» **Record excerpts**:
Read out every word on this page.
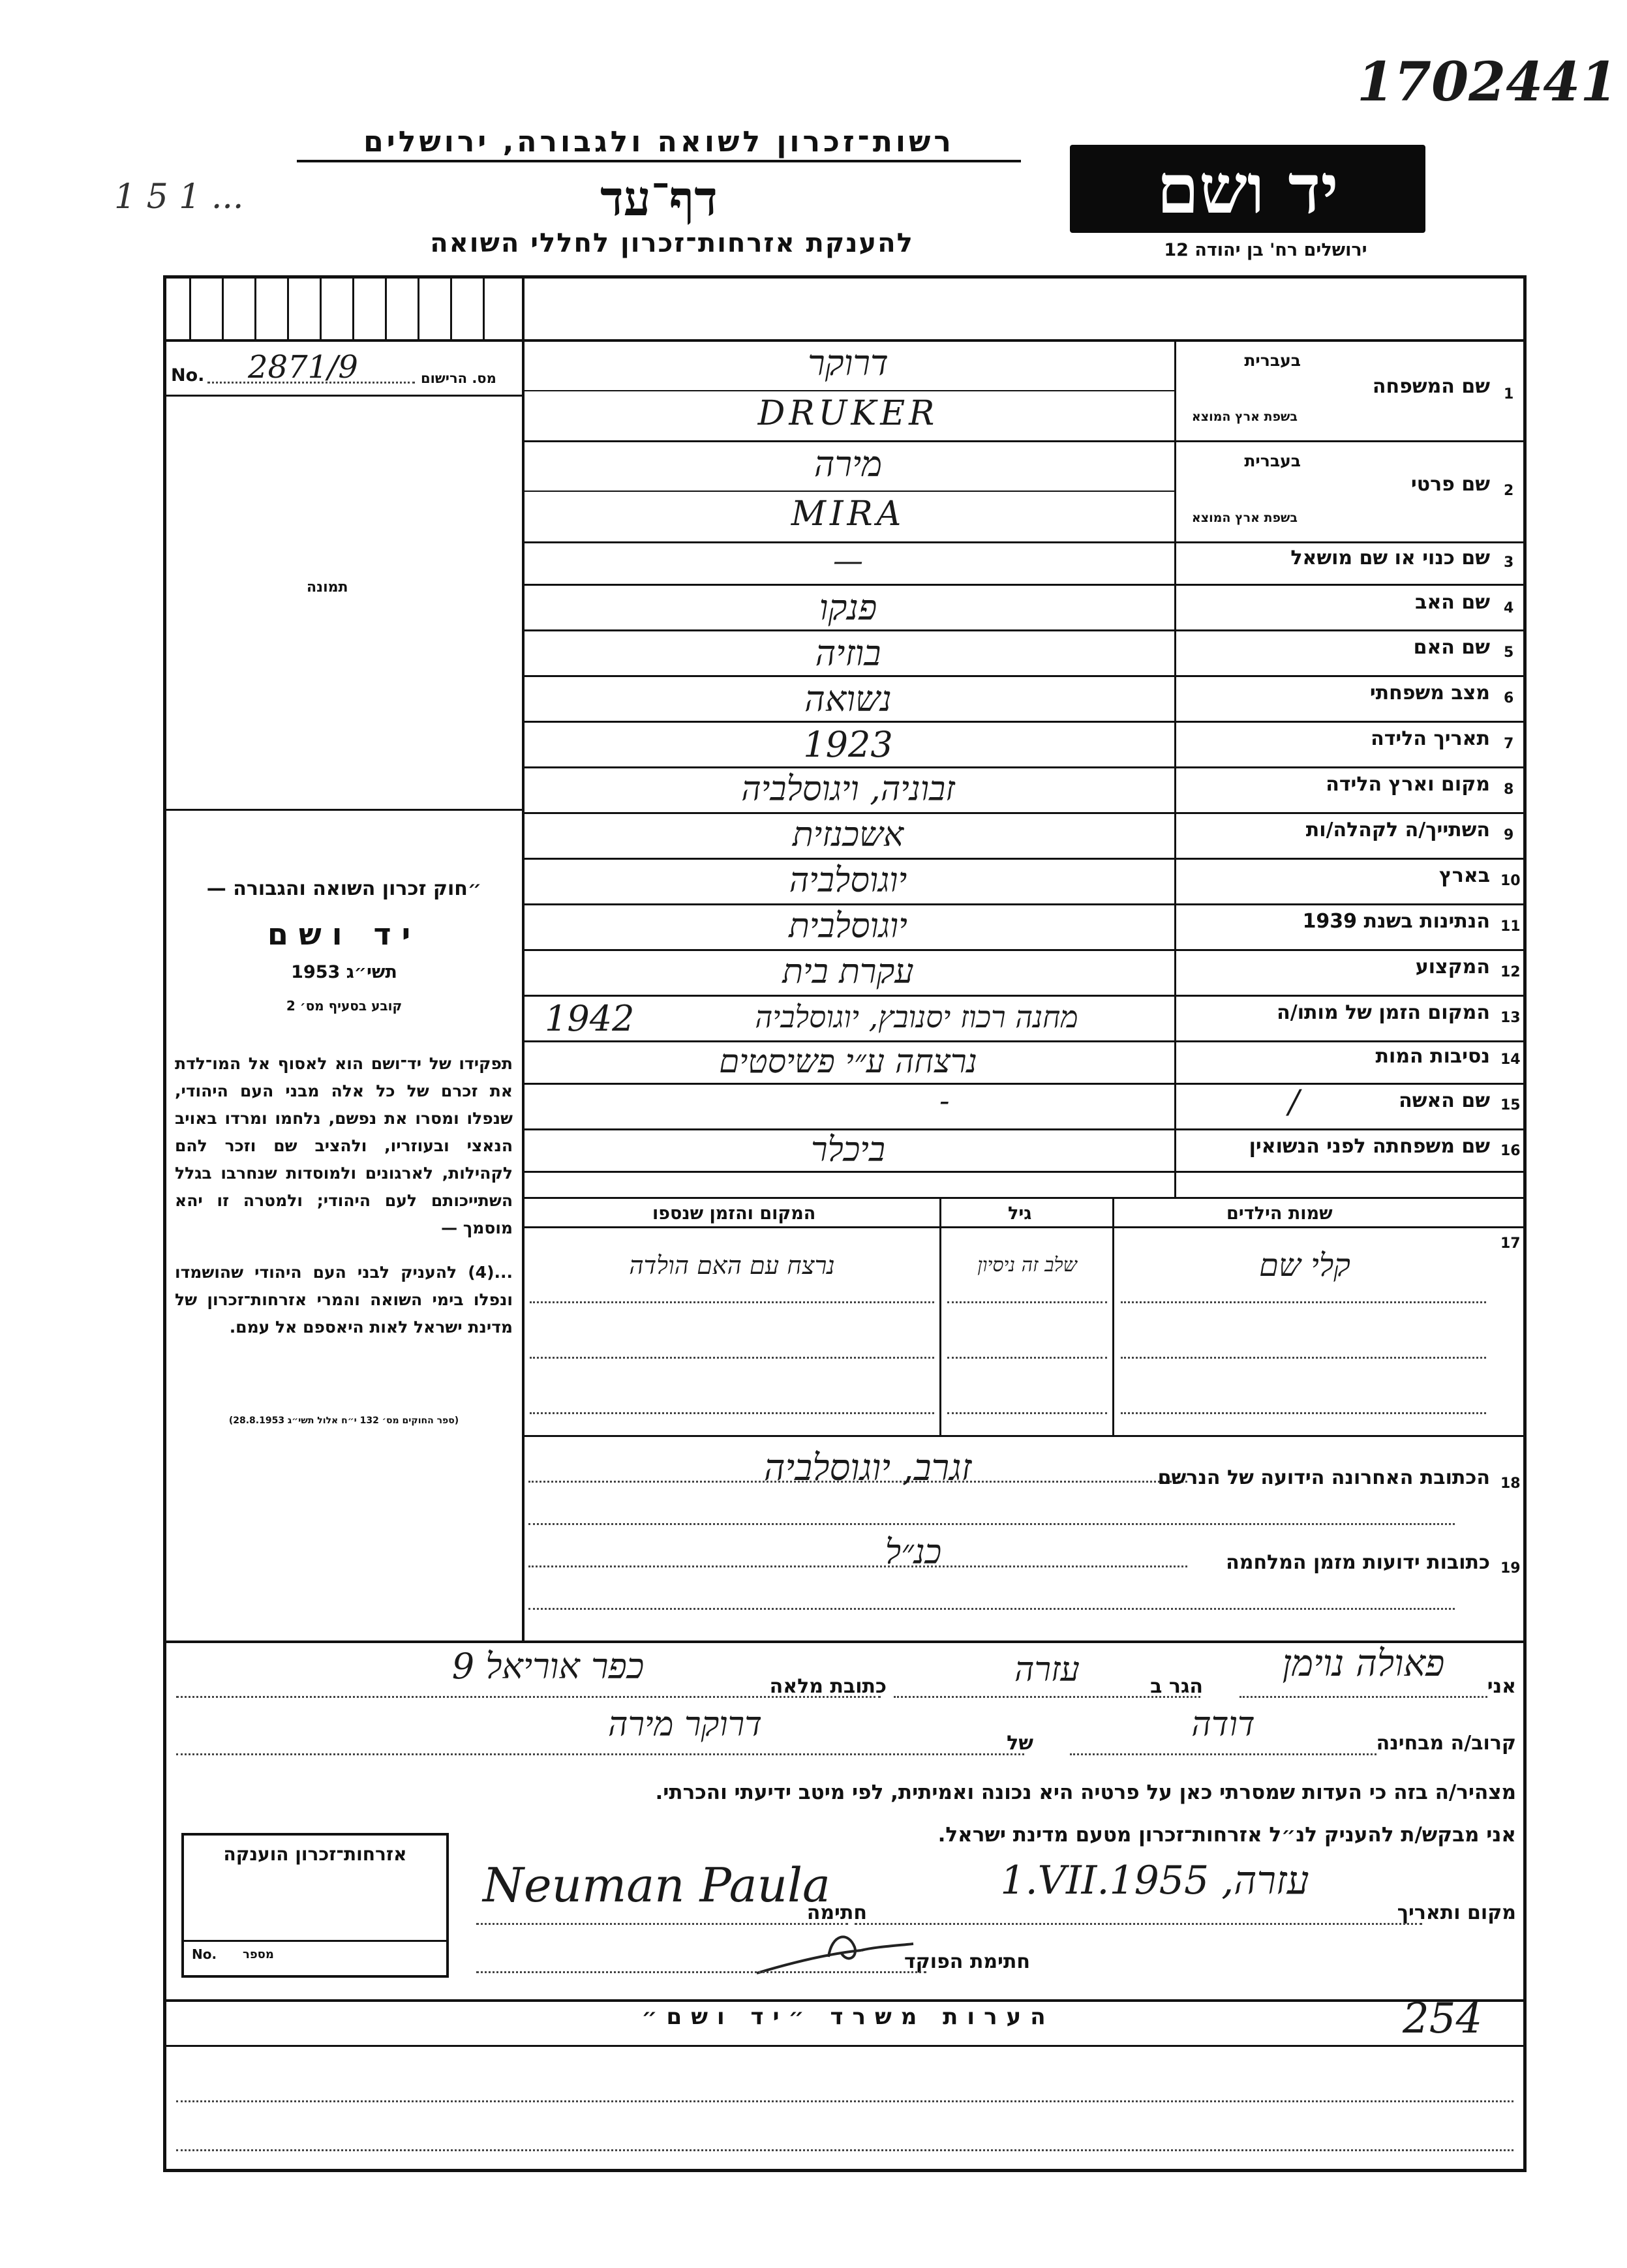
1702441
1 5 1 ...
רשות־זכרון לשואה ולגבורה, ירושלים
דף־עד
להענקת אזרחות־זכרון לחללי השואה
יד ושם
ירושלים רח' בן יהודה 12
מס. הרישום
No. 2871/9
תמונה
״חוק זכרון השואה והגבורה —
יד ושם
תשי״ג 1953
קובע בסעיף מס׳ 2
תפקידו של יד־ושם הוא לאסוף אל המו־לדת את זכרם של כל אלה מבני העם היהודי, שנפלו ומסרו את נפשם, נלחמו ומרדו באויב הנאצי ובעוזריו, ולהציב שם וזכר להם לקהילות, לארגונים ולמוסדות שנחרבו בגלל השתייכותם לעם היהודי; ולמטרה זו יהא מוסמך —
...(4) להעניק לבני העם היהודי שהושמדו ונפלו בימי השואה והמרי אזרחות־זכרון של מדינת ישראל לאות היאספם אל עמם.
(ספר החוקים מס׳ 132 י״ח אלול תשי״ג 28.8.1953)
1
שם המשפחה
בעברית
בשפת ארץ המוצא
דרוקר
DRUKER
2
שם פרטי
בעברית
בשפת ארץ המוצא
מירה
MIRA
3
שם כנוי או שם מושאל
—
4
שם האב
פנקו
5
שם האם
בוזיה
6
מצב משפחתי
נשואה
7
תאריך הלידה
1923
8
מקום וארץ הלידה
זבוניה, ויגוסלביה
9
השתייך/ה לקהלה/ות
אשכנזית
10
בארץ
יוגוסלביה
11
הנתינות בשנת 1939
יוגוסלבית
12
המקצוע
עקרת בית
13
המקום הזמן של מותו/ה
1942	מחנה רכוז יסנובץ, יוגוסלביה
14
נסיבות המות
נרצחה ע״י פשיסטים
15
שם האשה
/
-
16
שם משפחתה לפני הנשואין
ביכלר
17
שמות הילדים
גיל
המקום והזמן שנספו
קלי שם
שלב זה ניסיון
נרצח עם האם הולדה
18
הכתובת האחרונה הידועה של הנרשם
זגרב, יוגוסלביה
19
כתובות ידועות מזמן המלחמה
כנ״ל
אני
פאולה נוימן
הגר ב
עזרה
כתובת מלאה
כפר אוריאל 9
קרוב/ה מבחינה
דודה
של
דרוקר מירה
מצהיר/ה בזה כי העדות שמסרתי כאן על פרטיה היא נכונה ואמיתית, לפי מיטב ידיעתי והכרתי.
אני מבקש/ת להעניק לנ״ל אזרחות־זכרון מטעם מדינת ישראל.
מקום ותאריך
1.VII.1955 ,עזרה
חתימה
Neuman Paula
חתימת הפוקד
אזרחות־זכרון הוענקה
No. מספר
הערות משרד ״יד ושם״	254
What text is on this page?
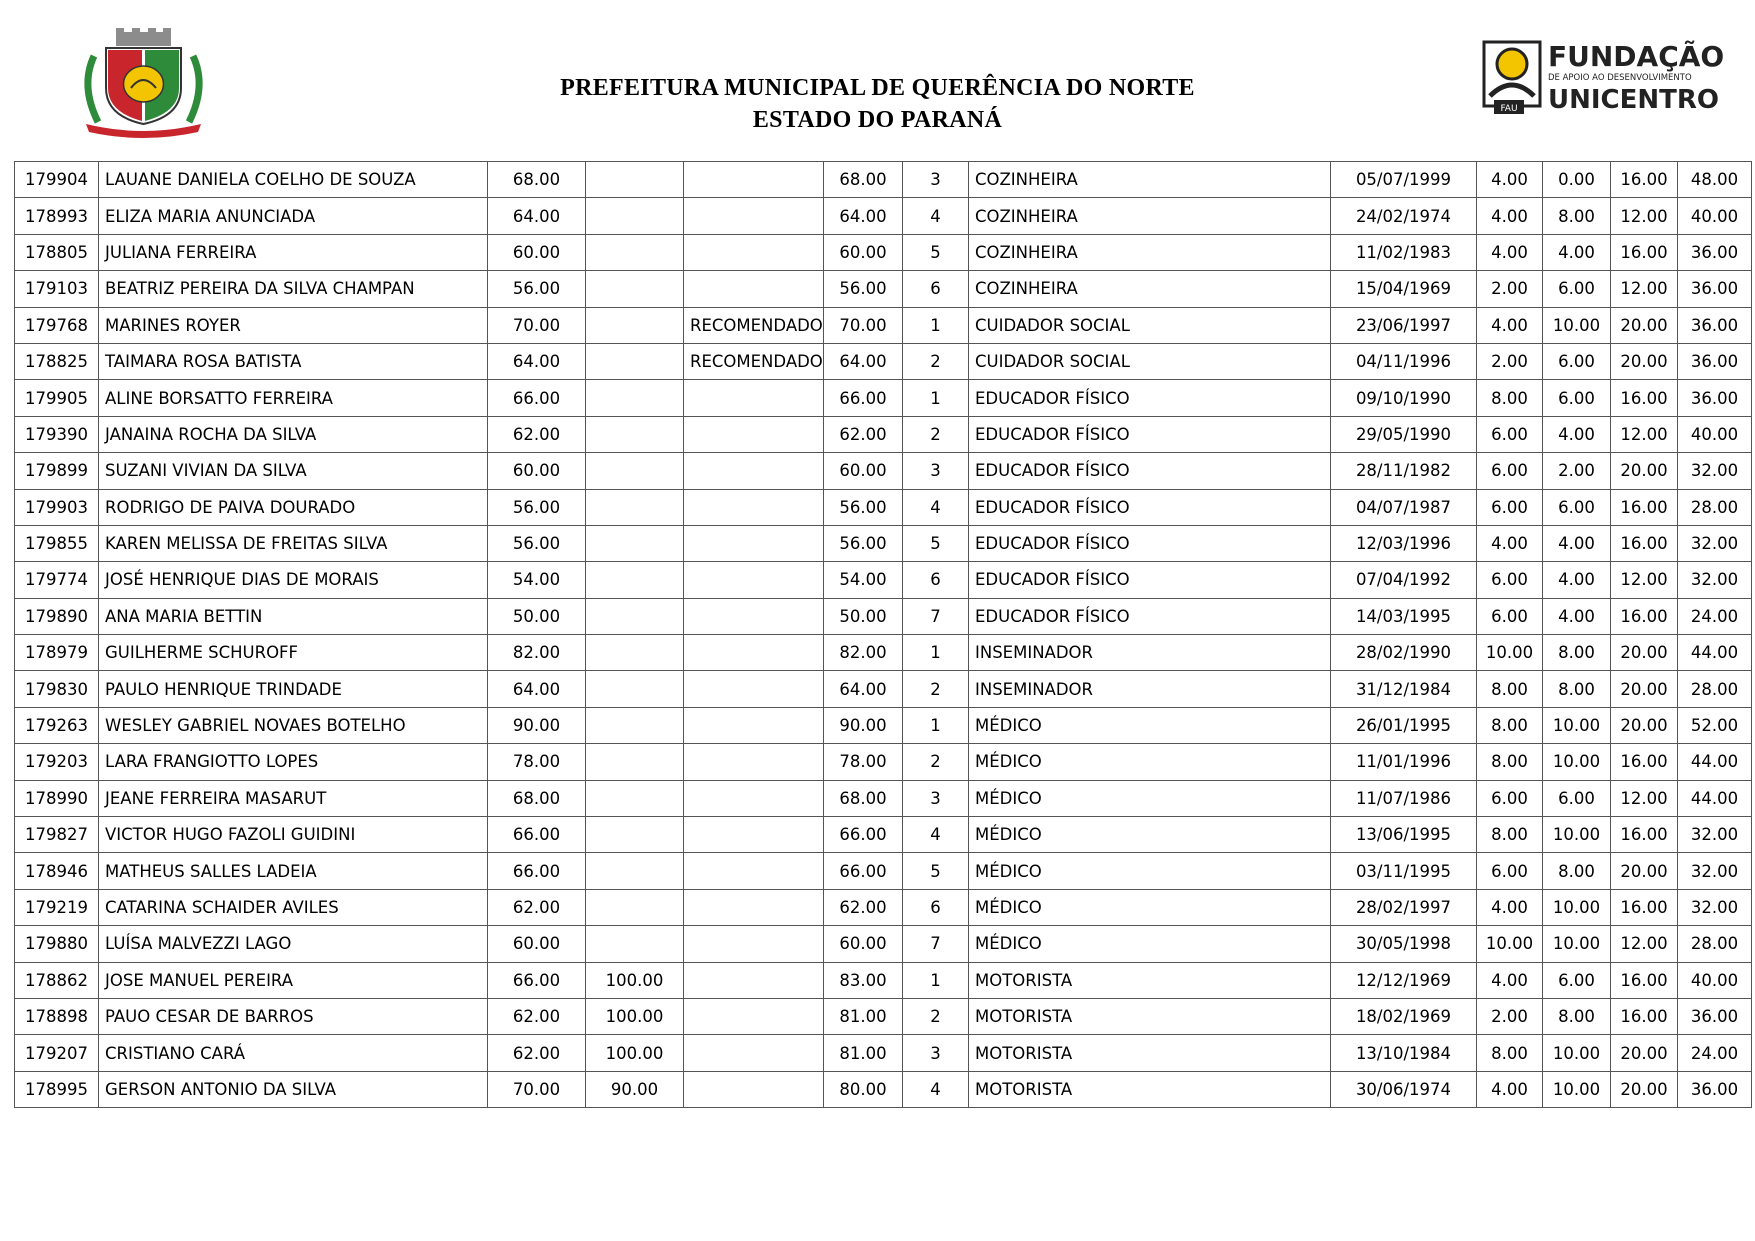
PREFEITURA MUNICIPAL DE QUERÊNCIA DO NORTE
ESTADO DO PARANÁ	FAU
FUNDAÇÃO
DE APOIO AO DESENVOLVIMENTO
UNICENTRO
179904	LAUANE DANIELA COELHO DE SOUZA	68.00			68.00	3	COZINHEIRA	05/07/1999	4.00	0.00	16.00	48.00
178993	ELIZA MARIA ANUNCIADA	64.00			64.00	4	COZINHEIRA	24/02/1974	4.00	8.00	12.00	40.00
178805	JULIANA FERREIRA	60.00			60.00	5	COZINHEIRA	11/02/1983	4.00	4.00	16.00	36.00
179103	BEATRIZ PEREIRA DA SILVA CHAMPAN	56.00			56.00	6	COZINHEIRA	15/04/1969	2.00	6.00	12.00	36.00
179768	MARINES ROYER	70.00		RECOMENDADO	70.00	1	CUIDADOR SOCIAL	23/06/1997	4.00	10.00	20.00	36.00
178825	TAIMARA ROSA BATISTA	64.00		RECOMENDADO	64.00	2	CUIDADOR SOCIAL	04/11/1996	2.00	6.00	20.00	36.00
179905	ALINE BORSATTO FERREIRA	66.00			66.00	1	EDUCADOR FÍSICO	09/10/1990	8.00	6.00	16.00	36.00
179390	JANAINA ROCHA DA SILVA	62.00			62.00	2	EDUCADOR FÍSICO	29/05/1990	6.00	4.00	12.00	40.00
179899	SUZANI VIVIAN DA SILVA	60.00			60.00	3	EDUCADOR FÍSICO	28/11/1982	6.00	2.00	20.00	32.00
179903	RODRIGO DE PAIVA DOURADO	56.00			56.00	4	EDUCADOR FÍSICO	04/07/1987	6.00	6.00	16.00	28.00
179855	KAREN MELISSA DE FREITAS SILVA	56.00			56.00	5	EDUCADOR FÍSICO	12/03/1996	4.00	4.00	16.00	32.00
179774	JOSÉ HENRIQUE DIAS DE MORAIS	54.00			54.00	6	EDUCADOR FÍSICO	07/04/1992	6.00	4.00	12.00	32.00
179890	ANA MARIA BETTIN	50.00			50.00	7	EDUCADOR FÍSICO	14/03/1995	6.00	4.00	16.00	24.00
178979	GUILHERME SCHUROFF	82.00			82.00	1	INSEMINADOR	28/02/1990	10.00	8.00	20.00	44.00
179830	PAULO HENRIQUE TRINDADE	64.00			64.00	2	INSEMINADOR	31/12/1984	8.00	8.00	20.00	28.00
179263	WESLEY GABRIEL NOVAES BOTELHO	90.00			90.00	1	MÉDICO	26/01/1995	8.00	10.00	20.00	52.00
179203	LARA FRANGIOTTO LOPES	78.00			78.00	2	MÉDICO	11/01/1996	8.00	10.00	16.00	44.00
178990	JEANE FERREIRA MASARUT	68.00			68.00	3	MÉDICO	11/07/1986	6.00	6.00	12.00	44.00
179827	VICTOR HUGO FAZOLI GUIDINI	66.00			66.00	4	MÉDICO	13/06/1995	8.00	10.00	16.00	32.00
178946	MATHEUS SALLES LADEIA	66.00			66.00	5	MÉDICO	03/11/1995	6.00	8.00	20.00	32.00
179219	CATARINA SCHAIDER AVILES	62.00			62.00	6	MÉDICO	28/02/1997	4.00	10.00	16.00	32.00
179880	LUÍSA MALVEZZI LAGO	60.00			60.00	7	MÉDICO	30/05/1998	10.00	10.00	12.00	28.00
178862	JOSE MANUEL PEREIRA	66.00	100.00		83.00	1	MOTORISTA	12/12/1969	4.00	6.00	16.00	40.00
178898	PAUO CESAR DE BARROS	62.00	100.00		81.00	2	MOTORISTA	18/02/1969	2.00	8.00	16.00	36.00
179207	CRISTIANO CARÁ	62.00	100.00		81.00	3	MOTORISTA	13/10/1984	8.00	10.00	20.00	24.00
178995	GERSON ANTONIO DA SILVA	70.00	90.00		80.00	4	MOTORISTA	30/06/1974	4.00	10.00	20.00	36.00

» **What is needed**:
Where a line holds "MARIA", copy that line.

» **Output below**:
178993	ELIZA MARIA ANUNCIADA	64.00			64.00	4	COZINHEIRA	24/02/1974	4.00	8.00	12.00	40.00
179890	ANA MARIA BETTIN	50.00			50.00	7	EDUCADOR FÍSICO	14/03/1995	6.00	4.00	16.00	24.00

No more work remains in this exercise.